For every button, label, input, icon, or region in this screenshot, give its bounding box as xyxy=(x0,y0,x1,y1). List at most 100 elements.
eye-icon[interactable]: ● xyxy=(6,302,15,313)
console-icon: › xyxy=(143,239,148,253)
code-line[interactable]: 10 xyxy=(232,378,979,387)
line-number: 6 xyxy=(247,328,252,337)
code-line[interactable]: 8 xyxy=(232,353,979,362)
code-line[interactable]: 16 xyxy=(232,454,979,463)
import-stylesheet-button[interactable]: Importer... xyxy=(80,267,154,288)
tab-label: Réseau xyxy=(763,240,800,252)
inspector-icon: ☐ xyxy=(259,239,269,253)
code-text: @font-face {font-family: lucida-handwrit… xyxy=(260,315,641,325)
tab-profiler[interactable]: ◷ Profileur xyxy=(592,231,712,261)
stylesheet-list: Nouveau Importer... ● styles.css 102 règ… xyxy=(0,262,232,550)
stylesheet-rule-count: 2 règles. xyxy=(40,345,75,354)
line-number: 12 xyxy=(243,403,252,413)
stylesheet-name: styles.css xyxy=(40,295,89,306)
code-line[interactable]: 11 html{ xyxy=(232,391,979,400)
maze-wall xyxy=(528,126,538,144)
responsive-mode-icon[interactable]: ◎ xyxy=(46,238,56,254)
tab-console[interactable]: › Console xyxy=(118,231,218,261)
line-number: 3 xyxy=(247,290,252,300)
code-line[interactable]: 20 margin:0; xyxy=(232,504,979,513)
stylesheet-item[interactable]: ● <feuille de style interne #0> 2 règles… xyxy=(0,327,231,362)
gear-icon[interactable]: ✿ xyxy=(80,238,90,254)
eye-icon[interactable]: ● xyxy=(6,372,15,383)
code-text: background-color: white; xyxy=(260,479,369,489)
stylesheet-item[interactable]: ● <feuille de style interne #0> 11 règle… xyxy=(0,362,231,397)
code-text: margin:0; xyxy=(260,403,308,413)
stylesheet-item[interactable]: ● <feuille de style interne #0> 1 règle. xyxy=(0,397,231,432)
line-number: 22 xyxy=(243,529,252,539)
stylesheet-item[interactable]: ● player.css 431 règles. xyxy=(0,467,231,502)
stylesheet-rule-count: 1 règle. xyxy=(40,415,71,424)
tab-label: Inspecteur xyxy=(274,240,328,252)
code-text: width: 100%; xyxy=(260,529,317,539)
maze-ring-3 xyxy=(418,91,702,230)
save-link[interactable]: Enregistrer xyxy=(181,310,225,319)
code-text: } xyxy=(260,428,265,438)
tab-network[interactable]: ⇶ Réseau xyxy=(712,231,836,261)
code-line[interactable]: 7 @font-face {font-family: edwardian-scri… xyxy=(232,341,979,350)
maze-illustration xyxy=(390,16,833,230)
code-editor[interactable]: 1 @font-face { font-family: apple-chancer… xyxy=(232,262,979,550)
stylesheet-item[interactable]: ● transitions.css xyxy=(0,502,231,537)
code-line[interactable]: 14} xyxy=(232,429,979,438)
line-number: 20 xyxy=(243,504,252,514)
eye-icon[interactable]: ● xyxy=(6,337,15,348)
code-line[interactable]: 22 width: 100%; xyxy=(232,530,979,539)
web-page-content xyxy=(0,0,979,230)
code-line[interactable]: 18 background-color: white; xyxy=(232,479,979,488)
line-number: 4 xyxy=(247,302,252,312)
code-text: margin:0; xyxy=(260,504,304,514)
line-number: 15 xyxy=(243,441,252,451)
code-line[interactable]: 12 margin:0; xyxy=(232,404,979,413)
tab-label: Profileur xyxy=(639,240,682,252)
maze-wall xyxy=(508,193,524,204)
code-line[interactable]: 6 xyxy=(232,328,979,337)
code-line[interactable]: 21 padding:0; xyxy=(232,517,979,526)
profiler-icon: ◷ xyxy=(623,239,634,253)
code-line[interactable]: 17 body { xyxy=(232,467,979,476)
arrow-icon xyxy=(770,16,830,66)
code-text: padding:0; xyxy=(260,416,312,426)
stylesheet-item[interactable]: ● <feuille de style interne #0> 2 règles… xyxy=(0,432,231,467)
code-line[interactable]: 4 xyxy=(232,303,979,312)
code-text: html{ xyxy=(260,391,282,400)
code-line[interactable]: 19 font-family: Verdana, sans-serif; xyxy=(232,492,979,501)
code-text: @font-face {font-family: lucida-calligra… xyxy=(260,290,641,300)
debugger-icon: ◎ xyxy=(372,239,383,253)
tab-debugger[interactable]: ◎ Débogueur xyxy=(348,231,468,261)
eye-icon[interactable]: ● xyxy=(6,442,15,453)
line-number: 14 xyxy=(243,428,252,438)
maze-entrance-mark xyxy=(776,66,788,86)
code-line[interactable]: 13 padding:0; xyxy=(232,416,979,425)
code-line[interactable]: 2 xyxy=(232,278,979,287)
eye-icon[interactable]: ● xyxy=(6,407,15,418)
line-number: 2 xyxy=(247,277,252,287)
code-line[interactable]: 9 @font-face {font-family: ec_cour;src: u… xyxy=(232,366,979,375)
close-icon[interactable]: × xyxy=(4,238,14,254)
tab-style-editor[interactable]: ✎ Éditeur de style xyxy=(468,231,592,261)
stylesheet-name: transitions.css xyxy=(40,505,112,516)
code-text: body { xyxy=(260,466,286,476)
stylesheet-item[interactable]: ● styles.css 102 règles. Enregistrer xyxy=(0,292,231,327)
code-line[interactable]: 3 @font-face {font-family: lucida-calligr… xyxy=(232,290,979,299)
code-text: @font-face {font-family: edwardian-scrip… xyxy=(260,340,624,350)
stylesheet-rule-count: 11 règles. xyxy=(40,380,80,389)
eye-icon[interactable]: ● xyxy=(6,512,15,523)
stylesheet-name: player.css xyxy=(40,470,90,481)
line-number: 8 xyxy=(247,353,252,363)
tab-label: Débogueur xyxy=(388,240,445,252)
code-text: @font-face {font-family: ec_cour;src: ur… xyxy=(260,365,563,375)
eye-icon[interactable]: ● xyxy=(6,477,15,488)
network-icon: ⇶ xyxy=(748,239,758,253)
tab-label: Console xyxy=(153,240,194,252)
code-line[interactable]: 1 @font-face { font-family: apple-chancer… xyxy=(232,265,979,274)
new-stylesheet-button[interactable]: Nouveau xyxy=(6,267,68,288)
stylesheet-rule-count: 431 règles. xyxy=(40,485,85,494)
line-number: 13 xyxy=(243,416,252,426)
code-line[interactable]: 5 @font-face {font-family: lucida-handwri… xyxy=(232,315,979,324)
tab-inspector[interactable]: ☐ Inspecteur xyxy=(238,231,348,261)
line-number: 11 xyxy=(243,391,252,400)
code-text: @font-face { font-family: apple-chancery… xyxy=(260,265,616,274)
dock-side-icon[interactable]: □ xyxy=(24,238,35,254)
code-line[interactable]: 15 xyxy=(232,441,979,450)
──────────────────────────────
WORK TO COMPLETE
Put every line of the listing above into a Markdown table with the columns Row and Line, numbering the rows and omitting any blank lines.

THE OUTPUT
| Row | Line |
|---|---|
| 1 | For every button, label, input, icon, or region in this screenshot, give its bounding box as xyxy=(x0,y0,x1,y1). List at most 100 elements. |
| 2 | eye-icon[interactable]: ● xyxy=(6,302,15,313) |
| 3 | console-icon: › xyxy=(143,239,148,253) |
| 4 | code-line[interactable]: 10 xyxy=(232,378,979,387) |
| 5 | line-number: 6 xyxy=(247,328,252,337) |
| 6 | code-line[interactable]: 8 xyxy=(232,353,979,362) |
| 7 | code-line[interactable]: 16 xyxy=(232,454,979,463) |
| 8 | import-stylesheet-button[interactable]: Importer... xyxy=(80,267,154,288) |
| 9 | tab-label: Réseau xyxy=(763,240,800,252) |
| 10 | inspector-icon: ☐ xyxy=(259,239,269,253) |
| 11 | code-text: @font-face {font-family: lucida-handwrit… xyxy=(260,315,641,325) |
| 12 | tab-profiler[interactable]: ◷ Profileur xyxy=(592,231,712,261) |
| 13 | stylesheet-list: Nouveau Importer... ● styles.css 102 règ… xyxy=(0,262,232,550) |
| 14 | stylesheet-rule-count: 2 règles. xyxy=(40,345,75,354) |
| 15 | line-number: 12 xyxy=(243,403,252,413) |
| 16 | stylesheet-name: styles.css xyxy=(40,295,89,306) |
| 17 | code-line[interactable]: 11 html{ xyxy=(232,391,979,400) |
| 18 | maze-wall xyxy=(528,126,538,144) |
| 19 | responsive-mode-icon[interactable]: ◎ xyxy=(46,238,56,254) |
| 20 | tab-console[interactable]: › Console xyxy=(118,231,218,261) |
| 21 | line-number: 3 xyxy=(247,290,252,300) |
| 22 | code-line[interactable]: 20 margin:0; xyxy=(232,504,979,513) |
| 23 | stylesheet-item[interactable]: ● <feuille de style interne #0> 2 règles… xyxy=(0,327,231,362) |
| 24 | gear-icon[interactable]: ✿ xyxy=(80,238,90,254) |
| 25 | eye-icon[interactable]: ● xyxy=(6,372,15,383) |
| 26 | code-text: background-color: white; xyxy=(260,479,369,489) |
| 27 | stylesheet-item[interactable]: ● <feuille de style interne #0> 11 règle… xyxy=(0,362,231,397) |
| 28 | code-text: margin:0; xyxy=(260,403,308,413) |
| 29 | stylesheet-item[interactable]: ● <feuille de style interne #0> 1 règle. xyxy=(0,397,231,432) |
| 30 | line-number: 22 xyxy=(243,529,252,539) |
| 31 | stylesheet-item[interactable]: ● player.css 431 règles. xyxy=(0,467,231,502) |
| 32 | stylesheet-rule-count: 1 règle. xyxy=(40,415,71,424) |
| 33 | tab-label: Inspecteur xyxy=(274,240,328,252) |
| 34 | code-text: width: 100%; xyxy=(260,529,317,539) |
| 35 | maze-ring-3 xyxy=(418,91,702,230) |
| 36 | save-link[interactable]: Enregistrer xyxy=(181,310,225,319) |
| 37 | code-text: } xyxy=(260,428,265,438) |
| 38 | tab-network[interactable]: ⇶ Réseau xyxy=(712,231,836,261) |
| 39 | code-line[interactable]: 7 @font-face {font-family: edwardian-scri… xyxy=(232,341,979,350) |
| 40 | maze-illustration xyxy=(390,16,833,230) |
| 41 | code-editor[interactable]: 1 @font-face { font-family: apple-chancer… xyxy=(232,262,979,550) |
| 42 | stylesheet-item[interactable]: ● transitions.css xyxy=(0,502,231,537) |
| 43 | code-line[interactable]: 14} xyxy=(232,429,979,438) |
| 44 | line-number: 20 xyxy=(243,504,252,514) |
| 45 | eye-icon[interactable]: ● xyxy=(6,337,15,348) |
| 46 | code-line[interactable]: 22 width: 100%; xyxy=(232,530,979,539) |
| 47 | web-page-content xyxy=(0,0,979,230) |
| 48 | code-line[interactable]: 18 background-color: white; xyxy=(232,479,979,488) |
| 49 | line-number: 4 xyxy=(247,302,252,312) |
| 50 | code-text: margin:0; xyxy=(260,504,304,514) |
| 51 | line-number: 15 xyxy=(243,441,252,451) |
| 52 | code-line[interactable]: 12 margin:0; xyxy=(232,404,979,413) |
| 53 | tab-label: Profileur xyxy=(639,240,682,252) |
| 54 | maze-wall xyxy=(508,193,524,204) |
| 55 | code-line[interactable]: 6 xyxy=(232,328,979,337) |
| 56 | code-line[interactable]: 21 padding:0; xyxy=(232,517,979,526) |
| 57 | profiler-icon: ◷ xyxy=(623,239,634,253) |
| 58 | code-line[interactable]: 17 body { xyxy=(232,467,979,476) |
| 59 | arrow-icon xyxy=(770,16,830,66) |
| 60 | code-text: padding:0; xyxy=(260,416,312,426) |
| 61 | stylesheet-item[interactable]: ● <feuille de style interne #0> 2 règles… xyxy=(0,432,231,467) |
| 62 | code-line[interactable]: 4 xyxy=(232,303,979,312) |
| 63 | code-text: html{ xyxy=(260,391,282,400) |
| 64 | code-line[interactable]: 19 font-family: Verdana, sans-serif; xyxy=(232,492,979,501) |
| 65 | code-text: @font-face {font-family: lucida-calligra… xyxy=(260,290,641,300) |
| 66 | debugger-icon: ◎ xyxy=(372,239,383,253) |
| 67 | tab-debugger[interactable]: ◎ Débogueur xyxy=(348,231,468,261) |
| 68 | eye-icon[interactable]: ● xyxy=(6,442,15,453) |
| 69 | line-number: 14 xyxy=(243,428,252,438) |
| 70 | maze-entrance-mark xyxy=(776,66,788,86) |
| 71 | code-line[interactable]: 13 padding:0; xyxy=(232,416,979,425) |
| 72 | code-line[interactable]: 2 xyxy=(232,278,979,287) |
| 73 | eye-icon[interactable]: ● xyxy=(6,407,15,418) |
| 74 | line-number: 2 xyxy=(247,277,252,287) |
| 75 | code-line[interactable]: 9 @font-face {font-family: ec_cour;src: u… xyxy=(232,366,979,375) |
| 76 | close-icon[interactable]: × xyxy=(4,238,14,254) |
| 77 | tab-style-editor[interactable]: ✎ Éditeur de style xyxy=(468,231,592,261) |
| 78 | stylesheet-name: transitions.css xyxy=(40,505,112,516) |
| 79 | code-text: body { xyxy=(260,466,286,476) |
| 80 | stylesheet-item[interactable]: ● styles.css 102 règles. Enregistrer xyxy=(0,292,231,327) |
| 81 | code-line[interactable]: 3 @font-face {font-family: lucida-calligr… xyxy=(232,290,979,299) |
| 82 | code-text: @font-face {font-family: edwardian-scrip… xyxy=(260,340,624,350) |
| 83 | stylesheet-rule-count: 11 règles. xyxy=(40,380,80,389) |
| 84 | eye-icon[interactable]: ● xyxy=(6,512,15,523) |
| 85 | stylesheet-name: player.css xyxy=(40,470,90,481) |
| 86 | line-number: 8 xyxy=(247,353,252,363) |
| 87 | tab-label: Débogueur xyxy=(388,240,445,252) |
| 88 | code-text: @font-face {font-family: ec_cour;src: ur… xyxy=(260,365,563,375) |
| 89 | eye-icon[interactable]: ● xyxy=(6,477,15,488) |
| 90 | network-icon: ⇶ xyxy=(748,239,758,253) |
| 91 | tab-label: Console xyxy=(153,240,194,252) |
| 92 | code-line[interactable]: 1 @font-face { font-family: apple-chancer… xyxy=(232,265,979,274) |
| 93 | new-stylesheet-button[interactable]: Nouveau xyxy=(6,267,68,288) |
| 94 | stylesheet-rule-count: 431 règles. xyxy=(40,485,85,494) |
| 95 | line-number: 13 xyxy=(243,416,252,426) |
| 96 | code-line[interactable]: 5 @font-face {font-family: lucida-handwri… xyxy=(232,315,979,324) |
| 97 | tab-inspector[interactable]: ☐ Inspecteur xyxy=(238,231,348,261) |
| 98 | line-number: 11 xyxy=(243,391,252,400) |
| 99 | code-text: @font-face { font-family: apple-chancery… xyxy=(260,265,616,274) |
| 100 | dock-side-icon[interactable]: □ xyxy=(24,238,35,254) |
| 101 | code-line[interactable]: 15 xyxy=(232,441,979,450) |